**Aim**
Copy each line of the listing below exactly.

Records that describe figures
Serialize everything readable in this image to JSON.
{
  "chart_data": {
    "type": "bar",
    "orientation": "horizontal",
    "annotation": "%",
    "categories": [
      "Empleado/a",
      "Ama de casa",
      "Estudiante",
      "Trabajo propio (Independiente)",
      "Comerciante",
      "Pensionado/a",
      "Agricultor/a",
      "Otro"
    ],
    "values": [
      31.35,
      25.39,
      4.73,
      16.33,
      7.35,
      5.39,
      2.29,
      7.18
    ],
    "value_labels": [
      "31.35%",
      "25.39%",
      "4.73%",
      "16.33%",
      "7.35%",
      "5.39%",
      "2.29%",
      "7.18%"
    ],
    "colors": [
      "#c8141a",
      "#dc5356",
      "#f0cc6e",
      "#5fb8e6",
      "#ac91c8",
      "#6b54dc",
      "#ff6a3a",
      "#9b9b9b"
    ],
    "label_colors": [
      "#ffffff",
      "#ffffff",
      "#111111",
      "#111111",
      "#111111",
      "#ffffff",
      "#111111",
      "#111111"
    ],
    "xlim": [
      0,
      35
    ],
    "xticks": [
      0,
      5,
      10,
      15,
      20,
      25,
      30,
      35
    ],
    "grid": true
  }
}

**The completed task**
Serialize everything readable in this image to JSON.
{
  "chart_data": {
    "type": "bar",
    "orientation": "horizontal",
    "annotation": "%",
    "categories": [
      "Empleado/a",
      "Ama de casa",
      "Estudiante",
      "Trabajo propio (Independiente)",
      "Comerciante",
      "Pensionado/a",
      "Agricultor/a",
      "Otro"
    ],
    "values": [
      31.35,
      25.39,
      4.73,
      16.33,
      7.35,
      5.39,
      2.29,
      7.18
    ],
    "value_labels": [
      "31.35%",
      "25.39%",
      "4.73%",
      "16.33%",
      "7.35%",
      "5.39%",
      "2.29%",
      "7.18%"
    ],
    "colors": [
      "#c8141a",
      "#dc5356",
      "#f0cc6e",
      "#5fb8e6",
      "#ac91c8",
      "#6b54dc",
      "#ff6a3a",
      "#9b9b9b"
    ],
    "label_colors": [
      "#ffffff",
      "#ffffff",
      "#111111",
      "#111111",
      "#111111",
      "#ffffff",
      "#111111",
      "#111111"
    ],
    "xlim": [
      0,
      35
    ],
    "xticks": [
      0,
      5,
      10,
      15,
      20,
      25,
      30,
      35
    ],
    "grid": true
  }
}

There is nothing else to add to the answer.